Required task>
Copy out each line that mentions the word "name".

Extracted data>
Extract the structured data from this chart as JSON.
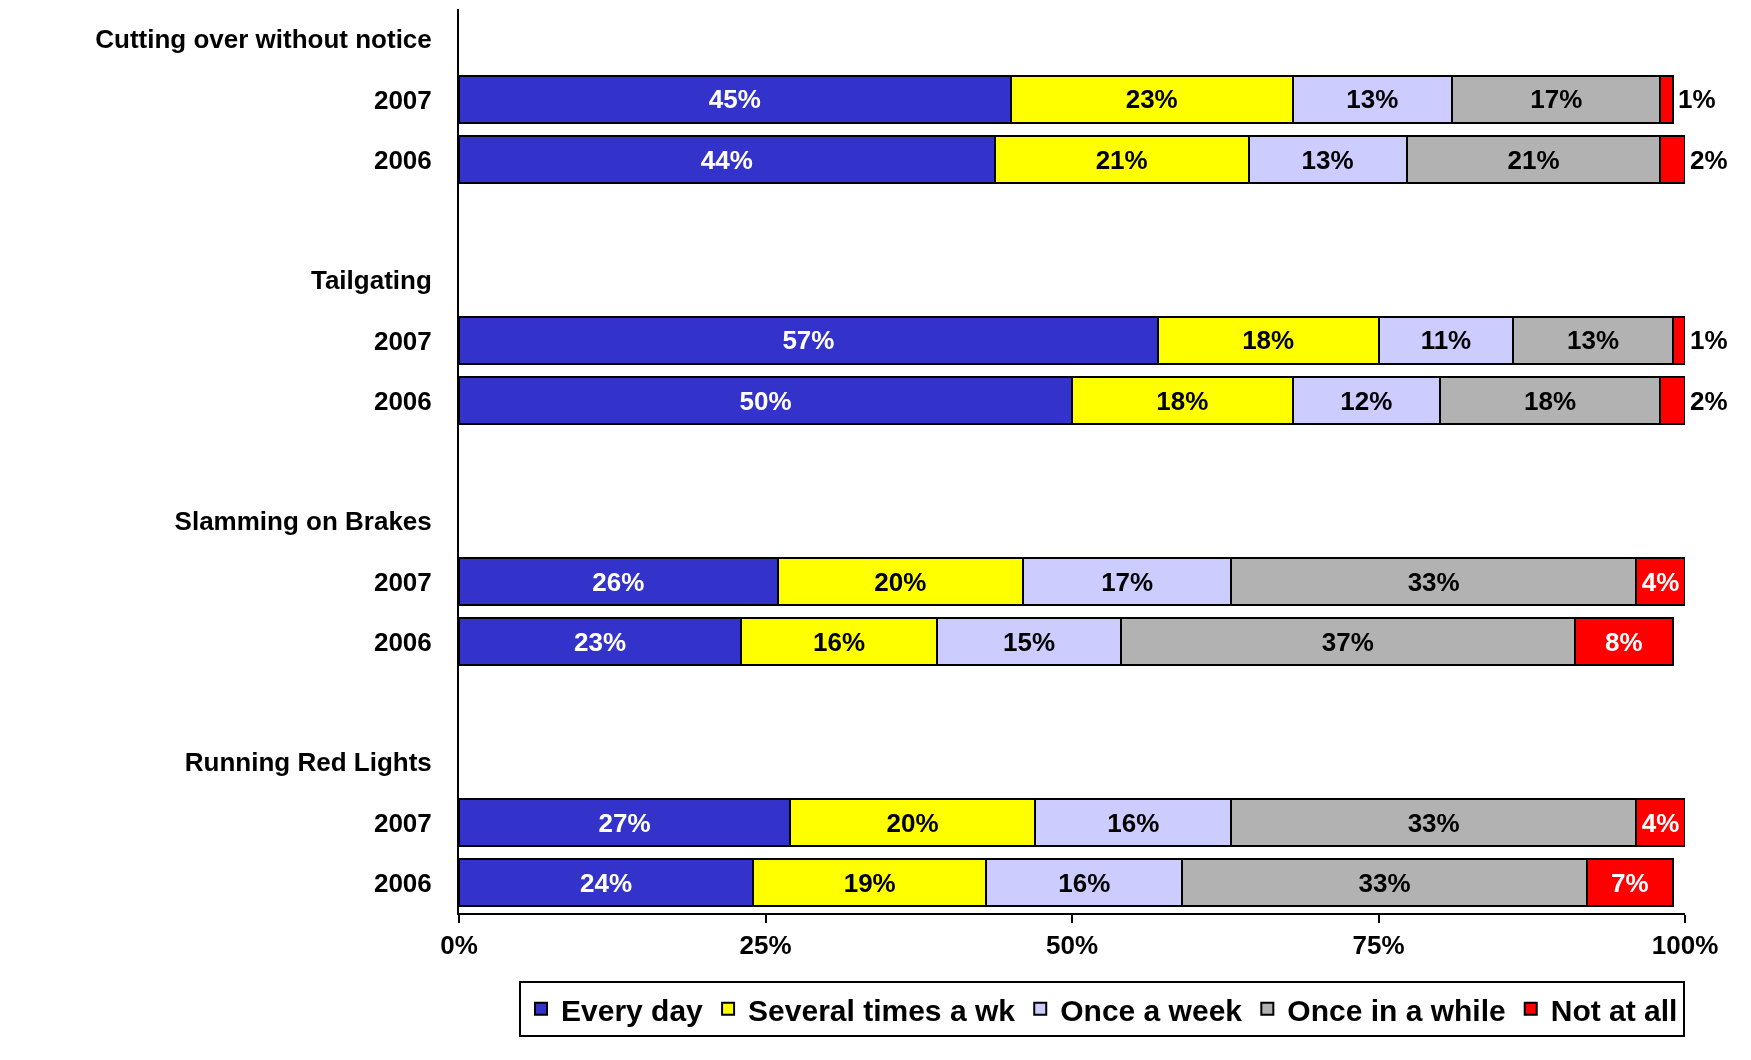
{
  "chart_data": {
    "type": "bar",
    "orientation": "horizontal",
    "stacked": true,
    "categories": [
      "Cutting over without notice",
      "2007",
      "2006",
      null,
      "Tailgating",
      "2007",
      "2006",
      null,
      "Slamming on Brakes",
      "2007",
      "2006",
      null,
      "Running Red Lights",
      "2007",
      "2006"
    ],
    "series": [
      {
        "name": "Every day",
        "color": "#3333cc",
        "values": [
          null,
          45,
          43.7,
          null,
          null,
          57,
          50,
          null,
          null,
          26,
          23,
          null,
          null,
          27,
          24
        ],
        "value_labels": [
          null,
          "45%",
          "44%",
          null,
          null,
          "57%",
          "50%",
          null,
          null,
          "26%",
          "23%",
          null,
          null,
          "27%",
          "24%"
        ]
      },
      {
        "name": "Several times a wk",
        "color": "#ffff00",
        "values": [
          null,
          23,
          20.7,
          null,
          null,
          18,
          18,
          null,
          null,
          20,
          16,
          null,
          null,
          20,
          19
        ],
        "value_labels": [
          null,
          "23%",
          "21%",
          null,
          null,
          "18%",
          "18%",
          null,
          null,
          "20%",
          "16%",
          null,
          null,
          "20%",
          "19%"
        ]
      },
      {
        "name": "Once a week",
        "color": "#ccccff",
        "values": [
          null,
          13,
          12.9,
          null,
          null,
          11,
          12,
          null,
          null,
          17,
          15,
          null,
          null,
          16,
          16
        ],
        "value_labels": [
          null,
          "13%",
          "13%",
          null,
          null,
          "11%",
          "12%",
          null,
          null,
          "17%",
          "15%",
          null,
          null,
          "16%",
          "16%"
        ]
      },
      {
        "name": "Once in a while",
        "color": "#b2b2b2",
        "values": [
          null,
          17,
          20.7,
          null,
          null,
          13,
          18,
          null,
          null,
          33,
          37,
          null,
          null,
          33,
          33
        ],
        "value_labels": [
          null,
          "17%",
          "21%",
          null,
          null,
          "13%",
          "18%",
          null,
          null,
          "33%",
          "37%",
          null,
          null,
          "33%",
          "33%"
        ]
      },
      {
        "name": "Not at all",
        "color": "#ff0000",
        "values": [
          null,
          1,
          2,
          null,
          null,
          1,
          2,
          null,
          null,
          4,
          8,
          null,
          null,
          4,
          7
        ],
        "value_labels": [
          null,
          "1%",
          "2%",
          null,
          null,
          "1%",
          "2%",
          null,
          null,
          "4%",
          "8%",
          null,
          null,
          "4%",
          "7%"
        ]
      }
    ],
    "xlim": [
      0,
      100
    ],
    "xticks": [
      {
        "value": 0,
        "label": "0%"
      },
      {
        "value": 25,
        "label": "25%"
      },
      {
        "value": 50,
        "label": "50%"
      },
      {
        "value": 75,
        "label": "75%"
      },
      {
        "value": 100,
        "label": "100%"
      }
    ],
    "grid": false,
    "legend": "bottom"
  }
}
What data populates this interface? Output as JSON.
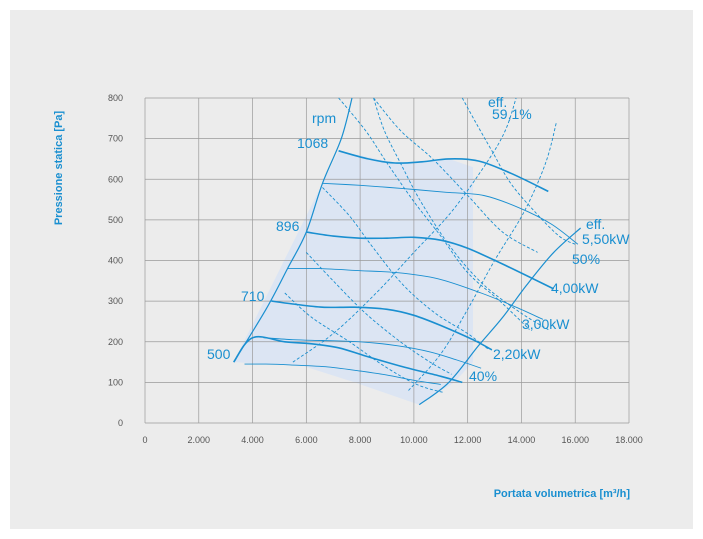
{
  "chart_data": {
    "type": "line",
    "xlabel": "Portata volumetrica [m³/h]",
    "ylabel": "Pressione statica [Pa]",
    "xlim": [
      0,
      18000
    ],
    "ylim": [
      0,
      800
    ],
    "grid": true,
    "x_ticks": [
      0,
      2000,
      4000,
      6000,
      8000,
      10000,
      12000,
      14000,
      16000,
      18000
    ],
    "x_tick_labels": [
      "0",
      "2.000",
      "4.000",
      "6.000",
      "8.000",
      "10.000",
      "12.000",
      "14.000",
      "16.000",
      "18.000"
    ],
    "y_ticks": [
      0,
      100,
      200,
      300,
      400,
      500,
      600,
      700,
      800
    ],
    "y_tick_labels": [
      "0",
      "100",
      "200",
      "300",
      "400",
      "500",
      "600",
      "700",
      "800"
    ],
    "operating_area": [
      [
        3300,
        150
      ],
      [
        7200,
        670
      ],
      [
        9300,
        640
      ],
      [
        11300,
        650
      ],
      [
        12200,
        630
      ],
      [
        12200,
        150
      ],
      [
        11500,
        100
      ],
      [
        10200,
        45
      ],
      [
        7800,
        100
      ],
      [
        5900,
        140
      ]
    ],
    "rpm_curves": [
      {
        "label": "1068",
        "points": [
          [
            7200,
            670
          ],
          [
            8300,
            650
          ],
          [
            9300,
            640
          ],
          [
            10300,
            643
          ],
          [
            11300,
            650
          ],
          [
            12400,
            645
          ],
          [
            13600,
            615
          ],
          [
            15000,
            570
          ]
        ]
      },
      {
        "label": "896",
        "points": [
          [
            6000,
            470
          ],
          [
            7000,
            460
          ],
          [
            8000,
            455
          ],
          [
            9000,
            455
          ],
          [
            10000,
            457
          ],
          [
            11000,
            450
          ],
          [
            12000,
            430
          ],
          [
            13500,
            385
          ],
          [
            15200,
            330
          ]
        ]
      },
      {
        "label": "710",
        "points": [
          [
            4700,
            300
          ],
          [
            5500,
            293
          ],
          [
            6600,
            285
          ],
          [
            7800,
            285
          ],
          [
            9000,
            280
          ],
          [
            10000,
            265
          ],
          [
            11000,
            240
          ],
          [
            12200,
            205
          ],
          [
            12900,
            180
          ]
        ]
      },
      {
        "label": "500",
        "points": [
          [
            3300,
            150
          ],
          [
            4000,
            210
          ],
          [
            5200,
            200
          ],
          [
            6200,
            195
          ],
          [
            7200,
            185
          ],
          [
            8200,
            165
          ],
          [
            9500,
            140
          ],
          [
            11000,
            115
          ],
          [
            11800,
            100
          ]
        ]
      }
    ],
    "power_curves": [
      {
        "label": "5,50kW",
        "points": [
          [
            6600,
            590
          ],
          [
            8000,
            585
          ],
          [
            9600,
            577
          ],
          [
            11200,
            568
          ],
          [
            12600,
            560
          ],
          [
            13900,
            530
          ],
          [
            15100,
            490
          ],
          [
            16100,
            440
          ]
        ]
      },
      {
        "label": "4,00kW",
        "points": [
          [
            5300,
            380
          ],
          [
            6500,
            380
          ],
          [
            8000,
            375
          ],
          [
            9400,
            370
          ],
          [
            10900,
            355
          ],
          [
            12500,
            320
          ],
          [
            13800,
            285
          ],
          [
            14800,
            255
          ]
        ]
      },
      {
        "label": "3,00kW",
        "points": [
          [
            4400,
            210
          ],
          [
            5500,
            205
          ],
          [
            6600,
            203
          ],
          [
            8000,
            200
          ],
          [
            9400,
            190
          ],
          [
            10600,
            175
          ],
          [
            11600,
            155
          ],
          [
            12500,
            135
          ]
        ]
      },
      {
        "label": "2,20kW",
        "points": [
          [
            3700,
            145
          ],
          [
            4500,
            145
          ],
          [
            5400,
            143
          ],
          [
            6800,
            138
          ],
          [
            8000,
            128
          ],
          [
            9000,
            118
          ],
          [
            10000,
            105
          ],
          [
            11000,
            95
          ]
        ]
      }
    ],
    "min_line": [
      [
        3300,
        150
      ],
      [
        4500,
        280
      ],
      [
        5300,
        380
      ],
      [
        6000,
        470
      ],
      [
        6600,
        590
      ],
      [
        7300,
        700
      ],
      [
        7700,
        800
      ]
    ],
    "max_line": [
      [
        10200,
        45
      ],
      [
        11300,
        100
      ],
      [
        12400,
        190
      ],
      [
        13300,
        260
      ],
      [
        14200,
        340
      ],
      [
        15200,
        420
      ],
      [
        16200,
        480
      ]
    ],
    "efficiency_lines": [
      [
        [
          8500,
          800
        ],
        [
          9500,
          720
        ],
        [
          10700,
          650
        ],
        [
          12000,
          560
        ],
        [
          13300,
          470
        ],
        [
          14600,
          420
        ]
      ],
      [
        [
          7200,
          800
        ],
        [
          8200,
          720
        ],
        [
          9000,
          640
        ],
        [
          10000,
          545
        ],
        [
          11000,
          460
        ],
        [
          12000,
          370
        ],
        [
          13200,
          300
        ],
        [
          14300,
          230
        ]
      ],
      [
        [
          6600,
          580
        ],
        [
          7600,
          510
        ],
        [
          8500,
          430
        ],
        [
          9600,
          340
        ],
        [
          10800,
          270
        ],
        [
          12000,
          220
        ],
        [
          12800,
          180
        ]
      ],
      [
        [
          6000,
          420
        ],
        [
          7000,
          350
        ],
        [
          8200,
          270
        ],
        [
          9500,
          200
        ],
        [
          10600,
          150
        ],
        [
          11400,
          120
        ]
      ],
      [
        [
          5200,
          320
        ],
        [
          6200,
          260
        ],
        [
          7600,
          200
        ],
        [
          8900,
          140
        ],
        [
          10100,
          95
        ],
        [
          11100,
          75
        ]
      ]
    ],
    "system_curves": [
      [
        [
          8500,
          800
        ],
        [
          8900,
          720
        ],
        [
          9500,
          640
        ],
        [
          10300,
          540
        ],
        [
          11400,
          430
        ],
        [
          12600,
          340
        ],
        [
          14000,
          270
        ],
        [
          15000,
          230
        ]
      ],
      [
        [
          11800,
          800
        ],
        [
          12300,
          740
        ],
        [
          12900,
          670
        ],
        [
          13600,
          590
        ],
        [
          14500,
          520
        ],
        [
          15400,
          460
        ],
        [
          16000,
          440
        ]
      ],
      [
        [
          5500,
          150
        ],
        [
          7000,
          220
        ],
        [
          8600,
          320
        ],
        [
          10000,
          420
        ],
        [
          11400,
          520
        ],
        [
          12700,
          640
        ],
        [
          13400,
          720
        ],
        [
          13800,
          800
        ]
      ],
      [
        [
          9800,
          80
        ],
        [
          11000,
          170
        ],
        [
          12000,
          280
        ],
        [
          13000,
          400
        ],
        [
          14100,
          520
        ],
        [
          14900,
          640
        ],
        [
          15300,
          740
        ]
      ]
    ],
    "labels": {
      "rpm": "rpm",
      "rpm_1068": "1068",
      "rpm_896": "896",
      "rpm_710": "710",
      "rpm_500": "500",
      "eff_top": "eff.",
      "eff_top_value": "59,1%",
      "eff_right": "eff.",
      "kw_550": "5,50kW",
      "pct_50": "50%",
      "kw_400": "4,00kW",
      "kw_300": "3,00kW",
      "kw_220": "2,20kW",
      "pct_40": "40%"
    }
  },
  "colors": {
    "accent": "#1a8fd0",
    "area": "#d9e4f5",
    "grid": "#9a9a9a",
    "panel": "#ececec"
  }
}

Solution to this task>
        "name": "Every day",
        "name": "Several times a wk",
        "name": "Once a week",
        "name": "Once in a while",
        "name": "Not at all",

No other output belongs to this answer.